Saved entries

····················

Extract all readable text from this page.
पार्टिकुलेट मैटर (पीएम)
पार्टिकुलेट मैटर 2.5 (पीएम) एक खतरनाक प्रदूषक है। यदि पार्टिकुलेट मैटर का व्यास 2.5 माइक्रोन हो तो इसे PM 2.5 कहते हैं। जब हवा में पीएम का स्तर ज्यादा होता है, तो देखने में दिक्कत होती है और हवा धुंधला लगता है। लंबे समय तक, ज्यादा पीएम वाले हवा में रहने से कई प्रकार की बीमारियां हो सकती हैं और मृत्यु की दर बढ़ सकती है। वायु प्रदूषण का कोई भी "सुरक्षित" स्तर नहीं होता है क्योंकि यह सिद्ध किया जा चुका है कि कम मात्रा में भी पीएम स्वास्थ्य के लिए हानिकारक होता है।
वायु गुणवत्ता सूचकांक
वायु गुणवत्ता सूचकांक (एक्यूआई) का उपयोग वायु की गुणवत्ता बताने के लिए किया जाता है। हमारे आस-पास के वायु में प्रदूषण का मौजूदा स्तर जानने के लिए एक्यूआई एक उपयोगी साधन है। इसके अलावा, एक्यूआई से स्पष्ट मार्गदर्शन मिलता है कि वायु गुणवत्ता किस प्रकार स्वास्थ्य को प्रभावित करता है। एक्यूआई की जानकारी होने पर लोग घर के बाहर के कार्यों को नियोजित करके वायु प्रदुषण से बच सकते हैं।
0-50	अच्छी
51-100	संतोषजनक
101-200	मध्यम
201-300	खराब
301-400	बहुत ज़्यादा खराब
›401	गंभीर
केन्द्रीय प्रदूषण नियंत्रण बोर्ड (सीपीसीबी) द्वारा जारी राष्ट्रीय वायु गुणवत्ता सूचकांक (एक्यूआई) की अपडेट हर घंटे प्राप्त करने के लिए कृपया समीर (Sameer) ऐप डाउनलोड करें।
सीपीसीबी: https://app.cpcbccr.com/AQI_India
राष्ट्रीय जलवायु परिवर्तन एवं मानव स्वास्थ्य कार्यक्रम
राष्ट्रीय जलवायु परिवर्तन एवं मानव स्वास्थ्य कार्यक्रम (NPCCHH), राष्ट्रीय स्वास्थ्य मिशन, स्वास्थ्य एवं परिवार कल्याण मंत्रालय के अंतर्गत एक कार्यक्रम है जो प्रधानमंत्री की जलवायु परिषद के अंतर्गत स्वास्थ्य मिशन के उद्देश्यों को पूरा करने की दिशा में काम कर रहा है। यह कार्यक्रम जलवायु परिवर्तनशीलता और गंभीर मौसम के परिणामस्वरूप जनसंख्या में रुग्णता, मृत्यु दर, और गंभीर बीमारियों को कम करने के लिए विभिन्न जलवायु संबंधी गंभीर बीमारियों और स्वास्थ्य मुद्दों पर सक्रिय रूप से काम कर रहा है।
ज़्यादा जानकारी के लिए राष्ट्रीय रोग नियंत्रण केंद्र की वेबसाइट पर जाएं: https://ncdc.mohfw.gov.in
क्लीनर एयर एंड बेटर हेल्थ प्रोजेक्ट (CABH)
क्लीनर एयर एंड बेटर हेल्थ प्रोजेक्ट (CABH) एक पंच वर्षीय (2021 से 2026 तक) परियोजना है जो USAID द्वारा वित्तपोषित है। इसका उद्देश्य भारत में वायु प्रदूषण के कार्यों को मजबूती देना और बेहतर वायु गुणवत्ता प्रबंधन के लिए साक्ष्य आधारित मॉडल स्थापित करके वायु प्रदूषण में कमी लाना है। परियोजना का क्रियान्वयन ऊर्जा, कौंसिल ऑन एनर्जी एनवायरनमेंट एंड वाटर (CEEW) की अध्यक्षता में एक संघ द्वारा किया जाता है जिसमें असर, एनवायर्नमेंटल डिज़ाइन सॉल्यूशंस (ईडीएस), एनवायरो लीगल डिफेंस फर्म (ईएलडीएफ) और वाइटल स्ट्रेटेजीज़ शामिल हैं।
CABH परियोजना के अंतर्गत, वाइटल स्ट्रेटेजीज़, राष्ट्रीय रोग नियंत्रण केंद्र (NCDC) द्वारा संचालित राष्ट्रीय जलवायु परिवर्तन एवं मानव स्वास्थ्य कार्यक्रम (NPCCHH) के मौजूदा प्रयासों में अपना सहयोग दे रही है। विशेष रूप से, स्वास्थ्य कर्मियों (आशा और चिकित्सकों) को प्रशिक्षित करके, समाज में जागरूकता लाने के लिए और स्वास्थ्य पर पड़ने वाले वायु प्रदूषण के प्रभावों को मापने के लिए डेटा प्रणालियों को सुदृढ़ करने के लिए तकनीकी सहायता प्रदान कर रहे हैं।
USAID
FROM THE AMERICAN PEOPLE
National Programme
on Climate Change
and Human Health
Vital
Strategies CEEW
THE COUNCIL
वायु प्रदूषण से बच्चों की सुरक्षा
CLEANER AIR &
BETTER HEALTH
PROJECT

····················

EXERCISE PROMPT
Find the string "USAID" in the entries above and return each line that holds it.

TASK OUTPUT
क्लीनर एयर एंड बेटर हेल्थ प्रोजेक्ट (CABH) एक पंच वर्षीय (2021 से 2026 तक) परियोजना है जो USAID द्वारा वित्तपोषित है। इसका उद्देश्य भारत में वायु प्रदूषण के कार्यों को मजबूती देना और बेहतर वायु गुणवत्ता प्रबंधन के लिए साक्ष्य आधारित मॉडल स्थापित करके वायु प्रदूषण में कमी लाना है। परियोजना का क्रियान्वयन ऊर्जा, कौंसिल ऑन एनर्जी एनवायरनमेंट एंड वाटर (CEEW) की अध्यक्षता में एक संघ द्वारा किया जाता है जिसमें असर, एनवायर्नमेंटल डिज़ाइन सॉल्यूशंस (ईडीएस), एनवायरो लीगल डिफेंस फर्म (ईएलडीएफ) और वाइटल स्ट्रेटेजीज़ शामिल हैं।
USAID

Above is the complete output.